==== Task material ====
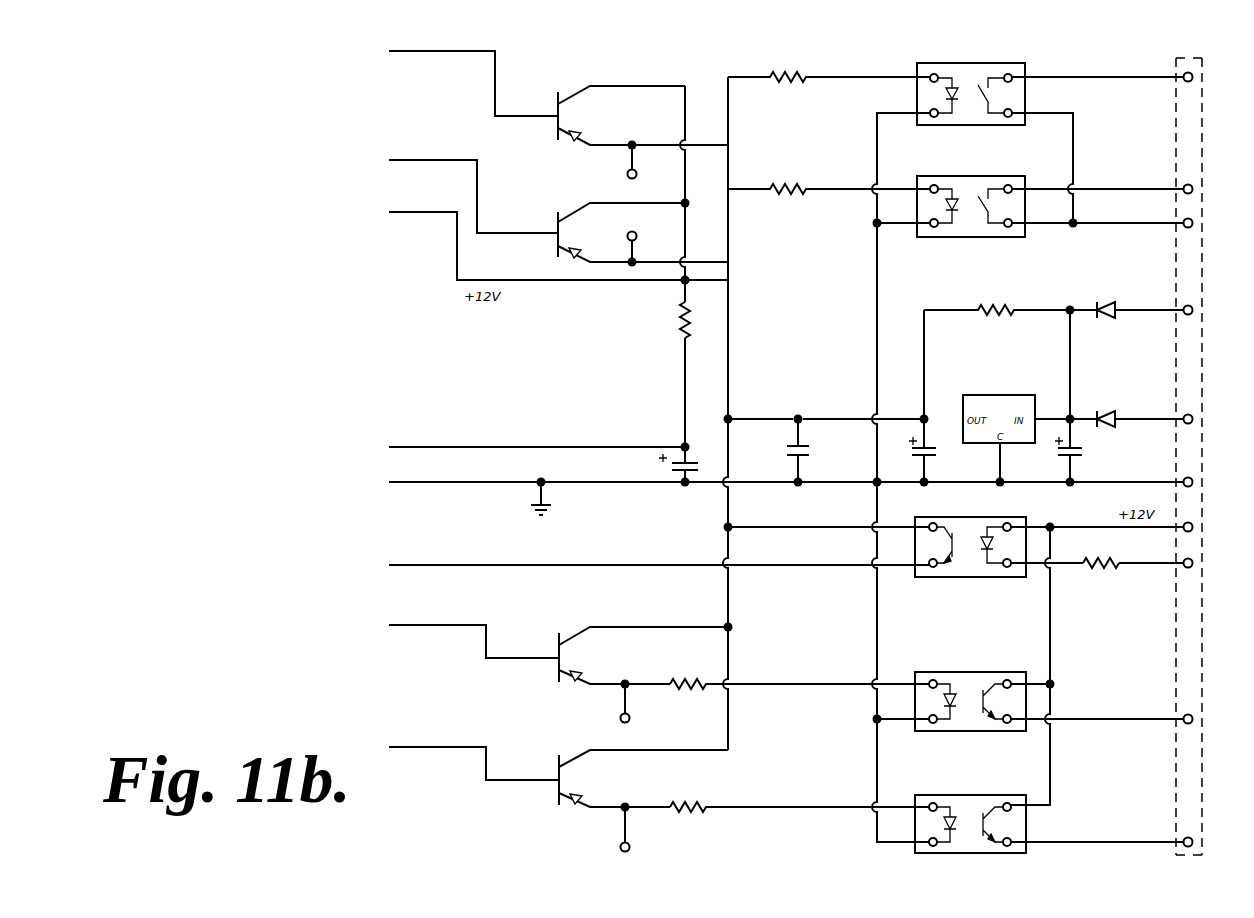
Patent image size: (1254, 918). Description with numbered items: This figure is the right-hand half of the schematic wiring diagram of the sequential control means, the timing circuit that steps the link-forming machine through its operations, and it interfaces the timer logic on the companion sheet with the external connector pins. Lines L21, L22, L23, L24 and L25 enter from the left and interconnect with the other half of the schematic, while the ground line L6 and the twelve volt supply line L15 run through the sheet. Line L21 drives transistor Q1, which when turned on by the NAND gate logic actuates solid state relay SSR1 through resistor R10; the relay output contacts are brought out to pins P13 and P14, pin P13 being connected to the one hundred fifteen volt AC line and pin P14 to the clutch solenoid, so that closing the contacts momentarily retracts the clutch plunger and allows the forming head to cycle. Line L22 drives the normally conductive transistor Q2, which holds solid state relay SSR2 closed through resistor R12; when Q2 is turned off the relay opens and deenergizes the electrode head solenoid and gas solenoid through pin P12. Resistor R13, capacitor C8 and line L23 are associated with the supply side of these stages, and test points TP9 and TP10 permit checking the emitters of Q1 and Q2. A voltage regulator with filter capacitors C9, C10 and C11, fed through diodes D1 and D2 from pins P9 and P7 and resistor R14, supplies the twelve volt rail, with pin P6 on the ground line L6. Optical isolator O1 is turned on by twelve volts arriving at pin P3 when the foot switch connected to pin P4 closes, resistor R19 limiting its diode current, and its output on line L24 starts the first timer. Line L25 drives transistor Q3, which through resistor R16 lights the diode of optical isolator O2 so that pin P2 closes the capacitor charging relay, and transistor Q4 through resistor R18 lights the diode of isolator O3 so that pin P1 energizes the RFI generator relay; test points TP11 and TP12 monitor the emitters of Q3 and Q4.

The line L21 is at (392, 55).
The line L22 is at (396, 160).
The twelve volt supply line L15 is at (392, 216).
The line L23 is at (412, 447).
The ground line L6 is at (412, 482).
The line L24 is at (390, 565).
The line L25 is at (400, 625).
The transistor Q1 is at (622, 115).
The transistor Q2 is at (622, 232).
The transistor Q3 is at (623, 655).
The transistor Q4 is at (623, 778).
The test point TP9 is at (626, 170).
The test point TP10 is at (620, 239).
The test point TP11 is at (624, 712).
The test point TP12 is at (598, 829).
The resistor R10 is at (831, 86).
The resistor R12 is at (831, 198).
The resistor R13 is at (661, 320).
The resistor R14 is at (997, 300).
The resistor R16 is at (801, 692).
The resistor R18 is at (801, 815).
The resistor R19 is at (1101, 572).
The capacitor C8 is at (659, 466).
The capacitor C9 is at (813, 450).
The capacitor C10 is at (939, 451).
The capacitor C11 is at (1085, 449).
The diode D1 is at (1129, 299).
The diode D2 is at (1129, 408).
The solid state relay SSR1 is at (971, 85).
The solid state relay SSR2 is at (971, 198).
The optical isolator O1 is at (995, 517).
The optical isolator O2 is at (983, 672).
The optical isolator O3 is at (985, 795).
The pin P1 is at (1206, 843).
The pin P2 is at (1206, 721).
The pin P3 is at (1206, 529).
The pin P4 is at (1206, 565).
The pin P6 is at (1206, 484).
The pin P7 is at (1206, 420).
The pin P9 is at (1206, 312).
The pin P12 is at (1210, 190).
The pin P13 is at (1210, 225).
The pin P14 is at (1210, 78).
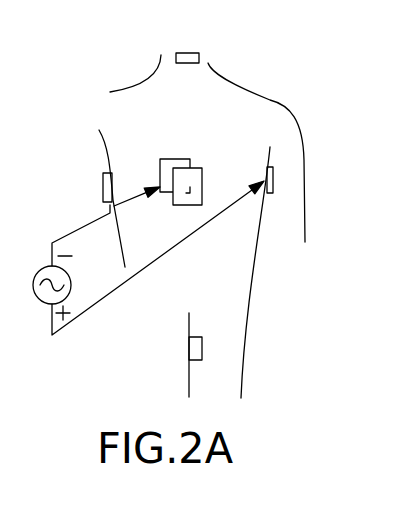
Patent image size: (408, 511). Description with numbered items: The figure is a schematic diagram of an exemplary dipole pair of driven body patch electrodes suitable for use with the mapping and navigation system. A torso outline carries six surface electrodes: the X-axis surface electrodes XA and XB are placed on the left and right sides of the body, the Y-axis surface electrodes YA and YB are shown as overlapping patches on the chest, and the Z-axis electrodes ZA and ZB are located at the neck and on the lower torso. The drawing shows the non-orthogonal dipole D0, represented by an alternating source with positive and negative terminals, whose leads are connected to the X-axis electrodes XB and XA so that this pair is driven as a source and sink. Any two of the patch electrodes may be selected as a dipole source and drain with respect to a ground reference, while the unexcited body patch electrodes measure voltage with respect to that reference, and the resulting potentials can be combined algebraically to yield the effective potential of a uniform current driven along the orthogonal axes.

The Z-axis surface electrode ZA is at (202, 46).
The X-axis surface electrode XB is at (93, 184).
The Y-axis surface electrode YA is at (170, 161).
The Y-axis surface electrode YB is at (201, 187).
The X-axis surface electrode XA is at (283, 178).
The dipole D0 is at (145, 258).
The Z-axis surface electrode ZB is at (211, 355).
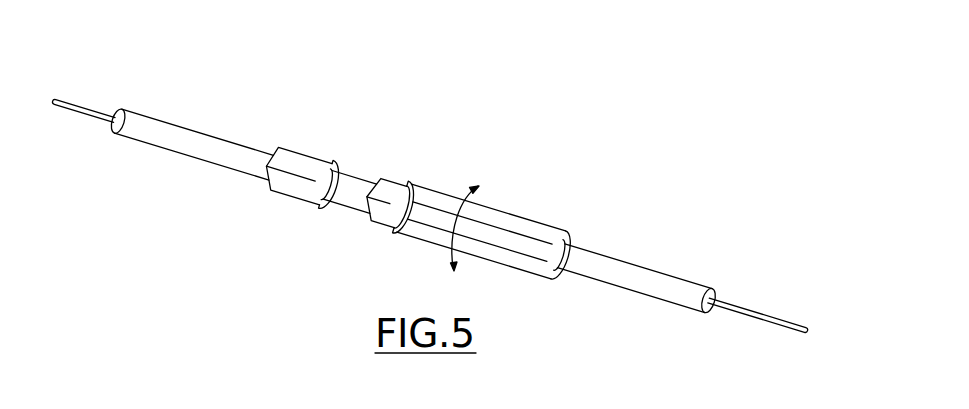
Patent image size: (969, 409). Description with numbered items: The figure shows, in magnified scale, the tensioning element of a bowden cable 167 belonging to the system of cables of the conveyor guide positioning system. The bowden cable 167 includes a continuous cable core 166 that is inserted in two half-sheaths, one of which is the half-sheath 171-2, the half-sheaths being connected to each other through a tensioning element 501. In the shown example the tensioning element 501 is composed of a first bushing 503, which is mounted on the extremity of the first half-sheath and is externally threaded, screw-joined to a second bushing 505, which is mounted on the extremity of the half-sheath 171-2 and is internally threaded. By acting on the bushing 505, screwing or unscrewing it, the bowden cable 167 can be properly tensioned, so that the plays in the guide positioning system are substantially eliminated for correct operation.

The cable core 166 is at (91, 108).
The bowden cable 167 is at (442, 141).
The half-sheath 171-2 is at (205, 160).
The tensioning element 501 is at (370, 151).
The first bushing 503 is at (304, 154).
The second bushing 505 is at (530, 225).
====
What to do
Rewrite the listing above with every "Patent image size" changed to "Drawing dimensions", keeping everything else identical and leaving out the pictures.

Output for this task
Drawing dimensions: (1254, 918). Description with numbered items: This figure is the right-hand half of the schematic wiring diagram of the sequential control means, the timing circuit that steps the link-forming machine through its operations, and it interfaces the timer logic on the companion sheet with the external connector pins. Lines L21, L22, L23, L24 and L25 enter from the left and interconnect with the other half of the schematic, while the ground line L6 and the twelve volt supply line L15 run through the sheet. Line L21 drives transistor Q1, which when turned on by the NAND gate logic actuates solid state relay SSR1 through resistor R10; the relay output contacts are brought out to pins P13 and P14, pin P13 being connected to the one hundred fifteen volt AC line and pin P14 to the clutch solenoid, so that closing the contacts momentarily retracts the clutch plunger and allows the forming head to cycle. Line L22 drives the normally conductive transistor Q2, which holds solid state relay SSR2 closed through resistor R12; when Q2 is turned off the relay opens and deenergizes the electrode head solenoid and gas solenoid through pin P12. Resistor R13, capacitor C8 and line L23 are associated with the supply side of these stages, and test points TP9 and TP10 permit checking the emitters of Q1 and Q2. A voltage regulator with filter capacitors C9, C10 and C11, fed through diodes D1 and D2 from pins P9 and P7 and resistor R14, supplies the twelve volt rail, with pin P6 on the ground line L6. Optical isolator O1 is turned on by twelve volts arriving at pin P3 when the foot switch connected to pin P4 closes, resistor R19 limiting its diode current, and its output on line L24 starts the first timer. Line L25 drives transistor Q3, which through resistor R16 lights the diode of optical isolator O2 so that pin P2 closes the capacitor charging relay, and transistor Q4 through resistor R18 lights the diode of isolator O3 so that pin P1 energizes the RFI generator relay; test points TP11 and TP12 monitor the emitters of Q3 and Q4.

The line L21 is at (392, 55).
The line L22 is at (396, 160).
The twelve volt supply line L15 is at (392, 216).
The line L23 is at (412, 447).
The ground line L6 is at (412, 482).
The line L24 is at (390, 565).
The line L25 is at (400, 625).
The transistor Q1 is at (622, 115).
The transistor Q2 is at (622, 232).
The transistor Q3 is at (623, 655).
The transistor Q4 is at (623, 778).
The test point TP9 is at (626, 170).
The test point TP10 is at (620, 239).
The test point TP11 is at (624, 712).
The test point TP12 is at (598, 829).
The resistor R10 is at (831, 86).
The resistor R12 is at (831, 198).
The resistor R13 is at (661, 320).
The resistor R14 is at (997, 300).
The resistor R16 is at (801, 692).
The resistor R18 is at (801, 815).
The resistor R19 is at (1101, 572).
The capacitor C8 is at (659, 466).
The capacitor C9 is at (813, 450).
The capacitor C10 is at (939, 451).
The capacitor C11 is at (1085, 449).
The diode D1 is at (1129, 299).
The diode D2 is at (1129, 408).
The solid state relay SSR1 is at (971, 85).
The solid state relay SSR2 is at (971, 198).
The optical isolator O1 is at (995, 517).
The optical isolator O2 is at (983, 672).
The optical isolator O3 is at (985, 795).
The pin P1 is at (1206, 843).
The pin P2 is at (1206, 721).
The pin P3 is at (1206, 529).
The pin P4 is at (1206, 565).
The pin P6 is at (1206, 484).
The pin P7 is at (1206, 420).
The pin P9 is at (1206, 312).
The pin P12 is at (1210, 190).
The pin P13 is at (1210, 225).
The pin P14 is at (1210, 78).
Drawing dimensions: (408, 511). Description with numbered items: The figure is a schematic diagram of an exemplary dipole pair of driven body patch electrodes suitable for use with the mapping and navigation system. A torso outline carries six surface electrodes: the X-axis surface electrodes XA and XB are placed on the left and right sides of the body, the Y-axis surface electrodes YA and YB are shown as overlapping patches on the chest, and the Z-axis electrodes ZA and ZB are located at the neck and on the lower torso. The drawing shows the non-orthogonal dipole D0, represented by an alternating source with positive and negative terminals, whose leads are connected to the X-axis electrodes XB and XA so that this pair is driven as a source and sink. Any two of the patch electrodes may be selected as a dipole source and drain with respect to a ground reference, while the unexcited body patch electrodes measure voltage with respect to that reference, and the resulting potentials can be combined algebraically to yield the effective potential of a uniform current driven along the orthogonal axes.

The Z-axis surface electrode ZA is at (202, 46).
The X-axis surface electrode XB is at (93, 184).
The Y-axis surface electrode YA is at (170, 161).
The Y-axis surface electrode YB is at (201, 187).
The X-axis surface electrode XA is at (283, 178).
The dipole D0 is at (145, 258).
The Z-axis surface electrode ZB is at (211, 355).
Drawing dimensions: (969, 409). Description with numbered items: The figure shows, in magnified scale, the tensioning element of a bowden cable 167 belonging to the system of cables of the conveyor guide positioning system. The bowden cable 167 includes a continuous cable core 166 that is inserted in two half-sheaths, one of which is the half-sheath 171-2, the half-sheaths being connected to each other through a tensioning element 501. In the shown example the tensioning element 501 is composed of a first bushing 503, which is mounted on the extremity of the first half-sheath and is externally threaded, screw-joined to a second bushing 505, which is mounted on the extremity of the half-sheath 171-2 and is internally threaded. By acting on the bushing 505, screwing or unscrewing it, the bowden cable 167 can be properly tensioned, so that the plays in the guide positioning system are substantially eliminated for correct operation.

The cable core 166 is at (91, 108).
The bowden cable 167 is at (442, 141).
The half-sheath 171-2 is at (205, 160).
The tensioning element 501 is at (370, 151).
The first bushing 503 is at (304, 154).
The second bushing 505 is at (530, 225).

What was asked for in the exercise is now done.